==== MATERIAL FOR THIS TASK
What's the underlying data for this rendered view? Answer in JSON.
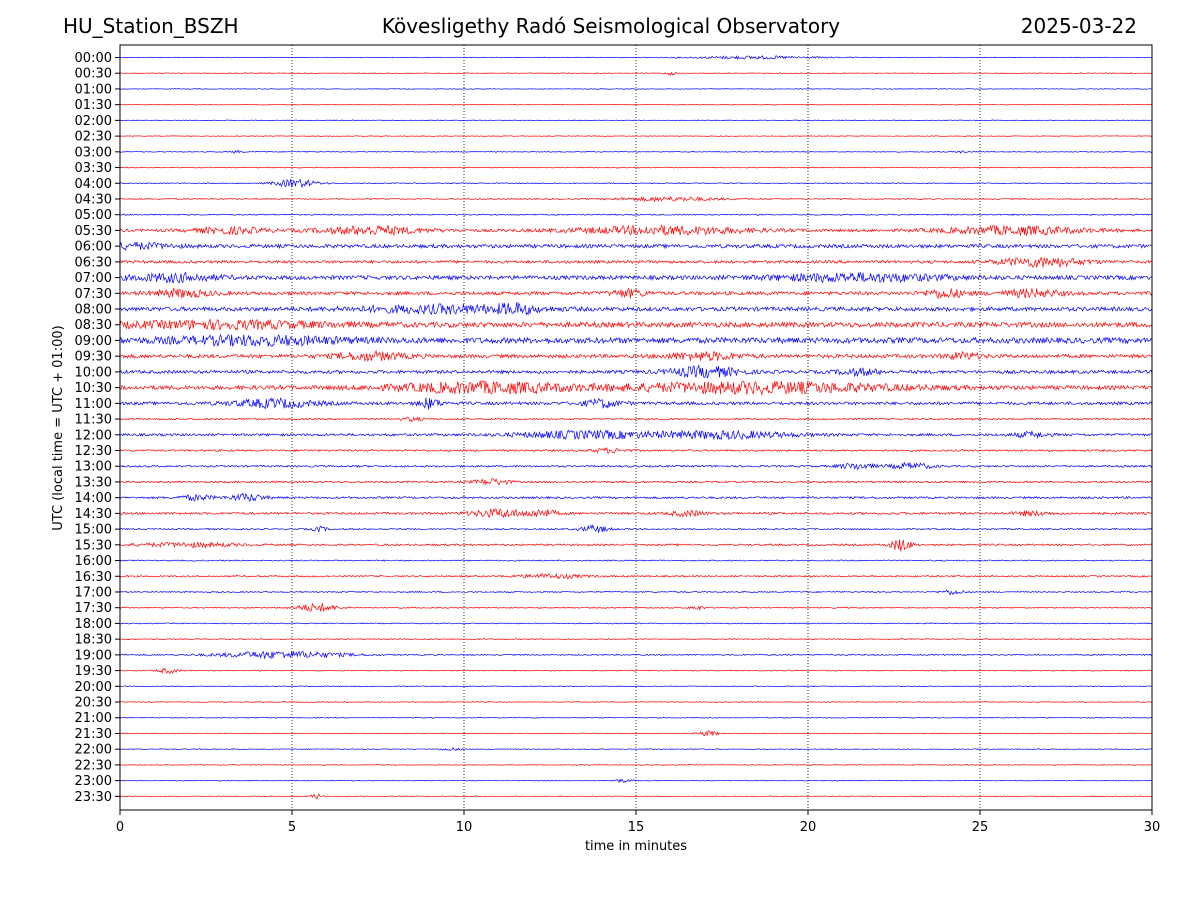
{
  "header": {
    "station": "HU_Station_BSZH",
    "title": "Kövesligethy Radó Seismological Observatory",
    "date": "2025-03-22"
  },
  "chart_data": {
    "type": "line",
    "title": "Kövesligethy Radó Seismological Observatory",
    "xlabel": "time in minutes",
    "ylabel": "UTC (local time = UTC + 01:00)",
    "xlim": [
      0,
      30
    ],
    "x_ticks": [
      0,
      5,
      10,
      15,
      20,
      25,
      30
    ],
    "grid": "vertical dotted lines at 5-minute intervals",
    "colors": {
      "even_rows": "#0000ff",
      "odd_rows": "#ff0000",
      "grid": "#000000"
    },
    "rows": [
      {
        "label": "00:00",
        "noise": 0.35,
        "events": [
          {
            "t": 18.5,
            "amp": 1.4,
            "w": 1.8
          }
        ]
      },
      {
        "label": "00:30",
        "noise": 0.35,
        "events": [
          {
            "t": 16.0,
            "amp": 1.8,
            "w": 0.15
          }
        ]
      },
      {
        "label": "01:00",
        "noise": 0.35,
        "events": []
      },
      {
        "label": "01:30",
        "noise": 0.35,
        "events": []
      },
      {
        "label": "02:00",
        "noise": 0.4,
        "events": []
      },
      {
        "label": "02:30",
        "noise": 0.35,
        "events": []
      },
      {
        "label": "03:00",
        "noise": 0.4,
        "events": [
          {
            "t": 3.4,
            "amp": 1.2,
            "w": 0.2
          },
          {
            "t": 24.5,
            "amp": 1.0,
            "w": 0.2
          }
        ]
      },
      {
        "label": "03:30",
        "noise": 0.45,
        "events": []
      },
      {
        "label": "04:00",
        "noise": 0.5,
        "events": [
          {
            "t": 5.1,
            "amp": 4.0,
            "w": 0.6
          }
        ]
      },
      {
        "label": "04:30",
        "noise": 0.55,
        "events": [
          {
            "t": 16.0,
            "amp": 2.0,
            "w": 1.5
          }
        ]
      },
      {
        "label": "05:00",
        "noise": 0.6,
        "events": []
      },
      {
        "label": "05:30",
        "noise": 1.3,
        "events": [
          {
            "t": 3.2,
            "amp": 3.0,
            "w": 1.0
          },
          {
            "t": 7.3,
            "amp": 4.0,
            "w": 1.5
          },
          {
            "t": 15.8,
            "amp": 4.0,
            "w": 2.5
          },
          {
            "t": 26.0,
            "amp": 4.0,
            "w": 2.0
          }
        ]
      },
      {
        "label": "06:00",
        "noise": 1.8,
        "events": [
          {
            "t": 0.5,
            "amp": 2.5,
            "w": 1.0
          }
        ]
      },
      {
        "label": "06:30",
        "noise": 1.4,
        "events": [
          {
            "t": 26.8,
            "amp": 4.5,
            "w": 1.2
          }
        ]
      },
      {
        "label": "07:00",
        "noise": 2.0,
        "events": [
          {
            "t": 1.6,
            "amp": 3.5,
            "w": 1.2
          },
          {
            "t": 21.5,
            "amp": 3.5,
            "w": 2.5
          }
        ]
      },
      {
        "label": "07:30",
        "noise": 1.7,
        "events": [
          {
            "t": 1.8,
            "amp": 3.5,
            "w": 0.8
          },
          {
            "t": 14.8,
            "amp": 3.5,
            "w": 0.5
          },
          {
            "t": 24.0,
            "amp": 4.0,
            "w": 0.6
          },
          {
            "t": 26.5,
            "amp": 3.5,
            "w": 0.8
          }
        ]
      },
      {
        "label": "08:00",
        "noise": 2.0,
        "events": [
          {
            "t": 9.5,
            "amp": 3.5,
            "w": 2.5
          },
          {
            "t": 11.5,
            "amp": 3.5,
            "w": 0.5
          }
        ]
      },
      {
        "label": "08:30",
        "noise": 2.5,
        "events": [
          {
            "t": 3.0,
            "amp": 3.0,
            "w": 3.0
          }
        ]
      },
      {
        "label": "09:00",
        "noise": 2.8,
        "events": [
          {
            "t": 4.0,
            "amp": 3.5,
            "w": 2.5
          }
        ]
      },
      {
        "label": "09:30",
        "noise": 1.8,
        "events": [
          {
            "t": 7.3,
            "amp": 3.5,
            "w": 1.0
          },
          {
            "t": 17.0,
            "amp": 3.5,
            "w": 1.0
          },
          {
            "t": 24.5,
            "amp": 3.0,
            "w": 0.5
          }
        ]
      },
      {
        "label": "10:00",
        "noise": 1.6,
        "events": [
          {
            "t": 17.0,
            "amp": 5.0,
            "w": 1.0
          },
          {
            "t": 21.5,
            "amp": 3.0,
            "w": 0.6
          }
        ]
      },
      {
        "label": "10:30",
        "noise": 2.0,
        "events": [
          {
            "t": 10.5,
            "amp": 5.0,
            "w": 2.5
          },
          {
            "t": 18.5,
            "amp": 5.0,
            "w": 4.0
          }
        ]
      },
      {
        "label": "11:00",
        "noise": 1.5,
        "events": [
          {
            "t": 4.5,
            "amp": 4.0,
            "w": 1.2
          },
          {
            "t": 9.0,
            "amp": 5.0,
            "w": 0.3
          },
          {
            "t": 14.0,
            "amp": 4.0,
            "w": 0.5
          }
        ]
      },
      {
        "label": "11:30",
        "noise": 0.8,
        "events": [
          {
            "t": 8.5,
            "amp": 1.8,
            "w": 0.3
          }
        ]
      },
      {
        "label": "12:00",
        "noise": 1.2,
        "events": [
          {
            "t": 13.5,
            "amp": 3.5,
            "w": 2.0
          },
          {
            "t": 17.5,
            "amp": 3.5,
            "w": 2.0
          },
          {
            "t": 26.5,
            "amp": 2.5,
            "w": 0.5
          }
        ]
      },
      {
        "label": "12:30",
        "noise": 0.9,
        "events": [
          {
            "t": 14.2,
            "amp": 2.0,
            "w": 0.5
          }
        ]
      },
      {
        "label": "13:00",
        "noise": 0.9,
        "events": [
          {
            "t": 21.4,
            "amp": 3.0,
            "w": 0.5
          },
          {
            "t": 23.0,
            "amp": 3.0,
            "w": 0.6
          }
        ]
      },
      {
        "label": "13:30",
        "noise": 0.9,
        "events": [
          {
            "t": 10.8,
            "amp": 3.0,
            "w": 0.5
          }
        ]
      },
      {
        "label": "14:00",
        "noise": 1.0,
        "events": [
          {
            "t": 2.2,
            "amp": 2.5,
            "w": 0.5
          },
          {
            "t": 3.7,
            "amp": 3.5,
            "w": 0.5
          }
        ]
      },
      {
        "label": "14:30",
        "noise": 1.1,
        "events": [
          {
            "t": 11.0,
            "amp": 4.0,
            "w": 0.8
          },
          {
            "t": 12.3,
            "amp": 3.5,
            "w": 0.4
          },
          {
            "t": 16.5,
            "amp": 2.5,
            "w": 0.5
          },
          {
            "t": 26.5,
            "amp": 2.0,
            "w": 0.5
          }
        ]
      },
      {
        "label": "15:00",
        "noise": 0.7,
        "events": [
          {
            "t": 5.8,
            "amp": 2.5,
            "w": 0.2
          },
          {
            "t": 13.8,
            "amp": 3.5,
            "w": 0.4
          }
        ]
      },
      {
        "label": "15:30",
        "noise": 0.9,
        "events": [
          {
            "t": 2.0,
            "amp": 2.0,
            "w": 1.5
          },
          {
            "t": 22.7,
            "amp": 6.0,
            "w": 0.3
          }
        ]
      },
      {
        "label": "16:00",
        "noise": 0.6,
        "events": []
      },
      {
        "label": "16:30",
        "noise": 0.8,
        "events": [
          {
            "t": 12.5,
            "amp": 2.0,
            "w": 1.0
          }
        ]
      },
      {
        "label": "17:00",
        "noise": 0.6,
        "events": [
          {
            "t": 24.2,
            "amp": 2.5,
            "w": 0.3
          }
        ]
      },
      {
        "label": "17:30",
        "noise": 0.6,
        "events": [
          {
            "t": 5.7,
            "amp": 4.0,
            "w": 0.6
          },
          {
            "t": 16.8,
            "amp": 2.0,
            "w": 0.2
          }
        ]
      },
      {
        "label": "18:00",
        "noise": 0.5,
        "events": []
      },
      {
        "label": "18:30",
        "noise": 0.5,
        "events": []
      },
      {
        "label": "19:00",
        "noise": 0.6,
        "events": [
          {
            "t": 4.7,
            "amp": 3.5,
            "w": 1.8
          }
        ]
      },
      {
        "label": "19:30",
        "noise": 0.5,
        "events": [
          {
            "t": 1.4,
            "amp": 2.5,
            "w": 0.3
          }
        ]
      },
      {
        "label": "20:00",
        "noise": 0.4,
        "events": []
      },
      {
        "label": "20:30",
        "noise": 0.4,
        "events": []
      },
      {
        "label": "21:00",
        "noise": 0.4,
        "events": []
      },
      {
        "label": "21:30",
        "noise": 0.4,
        "events": [
          {
            "t": 17.1,
            "amp": 2.5,
            "w": 0.3
          }
        ]
      },
      {
        "label": "22:00",
        "noise": 0.4,
        "events": [
          {
            "t": 9.6,
            "amp": 1.5,
            "w": 0.3
          }
        ]
      },
      {
        "label": "22:30",
        "noise": 0.35,
        "events": []
      },
      {
        "label": "23:00",
        "noise": 0.4,
        "events": [
          {
            "t": 14.6,
            "amp": 1.5,
            "w": 0.3
          }
        ]
      },
      {
        "label": "23:30",
        "noise": 0.4,
        "events": [
          {
            "t": 5.7,
            "amp": 2.5,
            "w": 0.15
          }
        ]
      }
    ]
  }
}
========
* _REQUIREMENT_
Report back each line of the entries that holds the string "time".

* _TASK RESULT_
    "xlabel": "time in minutes",
    "ylabel": "UTC (local time = UTC + 01:00)",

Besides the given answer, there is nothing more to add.